**SUAS TAREFAS**
A: Devolva, sem nenhuma alteração, o trecho do texto sobre a Rebelião de Bacon que começa com as palavras "Após a rebelião" e termina com "contrato, por exemplo.".
B: De acordo com o texto sobre a Rebelião de Bacon, em que mês e ano a milícia de Bacon capturou Jamestown?

**TEXTO CITADO**
****************

Por que os legisladores da Virgínia fizeram essas mudanças? Muitos historiadores apontam para um evento conhecido como Rebelião de Bacon em 1676 como um ponto de virada. Nathaniel Bacon era um rico proprietário branco e parente do governador da Virgínia, William Berkeley. Mas Bacon e Berkeley não gostavam um do outro e discordavam sobre questões relativas à forma como a colônia deveria ser governada, incluindo a política da colônia em relação aos nativos americanos. Bacon queria que a colônia revidasse os ataques de nativos americanos em assentamentos fronteiriços e removesse todos os nativos americanos da colônia para que proprietários de terras como ele pudessem expandir suas propriedades. Berkeley temia que isso unisse todas as tribos próximas em uma guerra cara e destrutiva contra a colônia. A coroa inglesa tinha uma política clara em relação aos indígenas: não permitir que os colonos se expandissem sobre terras indígenas a oeste dos montes Apalaches. Essa foi uma das principais razões para a guerra de independência americana, pois os colonos desejavam tomar as terras indígenas, e o fizeram a partir do século XIX.

Desafiando o governador, Bacon organizou sua própria milícia, composta por servos de contrato brancos – 75% dos brancos nas Treze Colônias eram servos de contrato – e negros e escravizados negros, que se uniram em troca de sua liberdade e atacaram tribos próximas. Uma luta pelo poder ocorreu com Bacon e suas milícias de um lado e Berkeley, a Virginia House of Burgesses e o restante da elite da colônia do outro. Meses de conflito se seguiram, incluindo conflitos armados entre milícias. Em setembro de 1676, a milícia de Bacon capturou Jamestown e a queimou até o chão.

Embora Bacon tenha morrido de febre um mês depois e a rebelião tenha desmoronado, os ricos plantadores da Virgínia ficaram abalados com o fato de uma milícia rebelde, que uniu servos e escravos brancos e negros, ter destruído a capital colonial.

Os eventos em Jamestown foram alarmantes para a elite plantadora, que temia profundamente a aliança multirracial de servos de contrato e escravos. A palavra Rebelião de Bacon se espalhou por toda parte, e várias outras revoltas de um tipo semelhante se seguiram. Em um esforço para proteger seu status superior e posição econômica, os plantadores mudaram sua estratégia para manter o domínio. Eles abandonaram sua forte dependência de servos de contrato em favor da importação de mais escravos negros.

Após a rebelião de Bacon, os legisladores da Virgínia começaram a fazer distinções legais entre habitantes “brancos” e “negros”. Antes disso, legalmente falando, não havia brancos nos Estados Unidos. Em documentos oficiais, podíamos encontrar os termos ingleses, irlandeses, escoceses, alemães, holandeses, mas não o termo “branco”. Não havia essa ideia de uma raça branca. Afinal, ingleses, que geralmente eram a elite das Treze Colônias, não se enxergavam como pertencentes à mesma categoria humana que irlandeses, os quais geralmente eram os servos de contrato, por exemplo.

****************

Dados de posicionamento dos elementos:
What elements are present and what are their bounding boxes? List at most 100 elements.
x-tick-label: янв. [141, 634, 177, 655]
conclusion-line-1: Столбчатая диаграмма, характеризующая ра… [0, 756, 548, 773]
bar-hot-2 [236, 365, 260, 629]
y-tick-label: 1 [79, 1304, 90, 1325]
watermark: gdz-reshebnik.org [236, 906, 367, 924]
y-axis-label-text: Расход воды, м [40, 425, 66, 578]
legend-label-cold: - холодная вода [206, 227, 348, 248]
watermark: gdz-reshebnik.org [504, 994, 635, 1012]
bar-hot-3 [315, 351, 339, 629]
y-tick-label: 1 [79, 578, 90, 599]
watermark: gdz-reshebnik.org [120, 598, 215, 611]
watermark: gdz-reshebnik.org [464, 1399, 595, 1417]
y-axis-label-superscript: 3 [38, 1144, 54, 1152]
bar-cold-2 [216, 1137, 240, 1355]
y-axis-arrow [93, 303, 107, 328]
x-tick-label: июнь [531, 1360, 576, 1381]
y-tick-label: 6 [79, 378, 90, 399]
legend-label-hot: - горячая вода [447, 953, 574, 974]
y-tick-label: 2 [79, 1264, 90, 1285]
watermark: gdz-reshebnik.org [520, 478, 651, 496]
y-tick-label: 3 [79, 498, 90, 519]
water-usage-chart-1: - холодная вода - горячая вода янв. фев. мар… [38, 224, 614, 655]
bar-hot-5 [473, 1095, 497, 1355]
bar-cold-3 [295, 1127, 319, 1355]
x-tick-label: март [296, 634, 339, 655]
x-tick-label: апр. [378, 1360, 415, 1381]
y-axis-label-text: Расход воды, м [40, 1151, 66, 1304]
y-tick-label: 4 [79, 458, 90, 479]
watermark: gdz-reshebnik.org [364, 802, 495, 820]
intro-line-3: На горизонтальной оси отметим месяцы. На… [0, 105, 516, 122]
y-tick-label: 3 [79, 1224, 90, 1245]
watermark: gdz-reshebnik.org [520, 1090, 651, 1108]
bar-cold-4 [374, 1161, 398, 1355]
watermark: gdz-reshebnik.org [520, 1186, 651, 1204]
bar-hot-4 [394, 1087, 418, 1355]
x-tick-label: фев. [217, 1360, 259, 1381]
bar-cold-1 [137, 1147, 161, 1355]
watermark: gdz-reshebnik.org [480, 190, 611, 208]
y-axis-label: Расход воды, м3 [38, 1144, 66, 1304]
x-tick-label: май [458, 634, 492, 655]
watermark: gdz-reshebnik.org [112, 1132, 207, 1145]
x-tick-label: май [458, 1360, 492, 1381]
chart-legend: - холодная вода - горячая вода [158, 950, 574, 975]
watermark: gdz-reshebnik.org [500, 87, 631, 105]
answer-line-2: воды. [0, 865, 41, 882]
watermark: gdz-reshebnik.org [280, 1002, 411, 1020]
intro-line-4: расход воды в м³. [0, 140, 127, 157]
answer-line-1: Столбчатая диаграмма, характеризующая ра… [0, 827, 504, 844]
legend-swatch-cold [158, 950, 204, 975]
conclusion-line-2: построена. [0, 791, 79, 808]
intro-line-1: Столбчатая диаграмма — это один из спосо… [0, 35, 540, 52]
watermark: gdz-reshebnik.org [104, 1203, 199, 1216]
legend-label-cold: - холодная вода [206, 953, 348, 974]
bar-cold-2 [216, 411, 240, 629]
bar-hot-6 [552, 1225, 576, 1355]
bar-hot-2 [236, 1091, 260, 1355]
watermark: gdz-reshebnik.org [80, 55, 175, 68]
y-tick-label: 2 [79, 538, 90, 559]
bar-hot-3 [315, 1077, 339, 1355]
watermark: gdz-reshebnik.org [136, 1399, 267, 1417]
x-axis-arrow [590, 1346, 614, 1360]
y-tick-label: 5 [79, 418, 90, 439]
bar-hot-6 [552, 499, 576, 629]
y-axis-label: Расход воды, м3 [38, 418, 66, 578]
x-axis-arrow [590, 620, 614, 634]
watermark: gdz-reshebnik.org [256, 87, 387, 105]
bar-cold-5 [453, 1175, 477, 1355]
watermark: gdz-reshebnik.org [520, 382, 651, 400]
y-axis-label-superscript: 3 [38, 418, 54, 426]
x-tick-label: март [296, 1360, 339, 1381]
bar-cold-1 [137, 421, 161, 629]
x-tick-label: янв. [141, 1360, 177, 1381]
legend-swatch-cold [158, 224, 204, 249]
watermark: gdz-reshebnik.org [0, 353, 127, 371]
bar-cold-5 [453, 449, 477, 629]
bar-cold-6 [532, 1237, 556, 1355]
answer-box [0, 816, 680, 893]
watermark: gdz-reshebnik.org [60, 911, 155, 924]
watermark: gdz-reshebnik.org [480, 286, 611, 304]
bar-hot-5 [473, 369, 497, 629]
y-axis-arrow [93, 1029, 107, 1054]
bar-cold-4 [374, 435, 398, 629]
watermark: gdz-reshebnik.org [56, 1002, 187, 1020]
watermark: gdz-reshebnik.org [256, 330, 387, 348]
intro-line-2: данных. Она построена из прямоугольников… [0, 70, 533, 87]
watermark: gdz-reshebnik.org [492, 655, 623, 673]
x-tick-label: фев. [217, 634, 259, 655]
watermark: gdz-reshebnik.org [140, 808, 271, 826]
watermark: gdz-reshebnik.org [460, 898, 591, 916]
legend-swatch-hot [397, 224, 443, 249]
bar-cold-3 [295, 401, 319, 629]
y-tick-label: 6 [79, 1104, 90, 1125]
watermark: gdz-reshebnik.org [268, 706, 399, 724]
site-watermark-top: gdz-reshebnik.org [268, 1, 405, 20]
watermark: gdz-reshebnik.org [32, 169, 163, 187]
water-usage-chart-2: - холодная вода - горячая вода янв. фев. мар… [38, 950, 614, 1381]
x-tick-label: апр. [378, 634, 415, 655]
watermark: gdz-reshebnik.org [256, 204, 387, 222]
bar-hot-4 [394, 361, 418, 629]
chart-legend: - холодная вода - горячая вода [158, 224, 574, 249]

****************

**RESULTADOS DO EXERCÍCIO**
A:
Após a rebelião de Bacon, os legisladores da Virgínia começaram a fazer distinções legais entre habitantes “brancos” e “negros”. Antes disso, legalmente falando, não havia brancos nos Estados Unidos. Em documentos oficiais, podíamos encontrar os termos ingleses, irlandeses, escoceses, alemães, holandeses, mas não o termo “branco”. Não havia essa ideia de uma raça branca. Afinal, ingleses, que geralmente eram a elite das Treze Colônias, não se enxergavam como pertencentes à mesma categoria humana que irlandeses, os quais geralmente eram os servos de contrato, por exemplo.

B: Em setembro de 1676.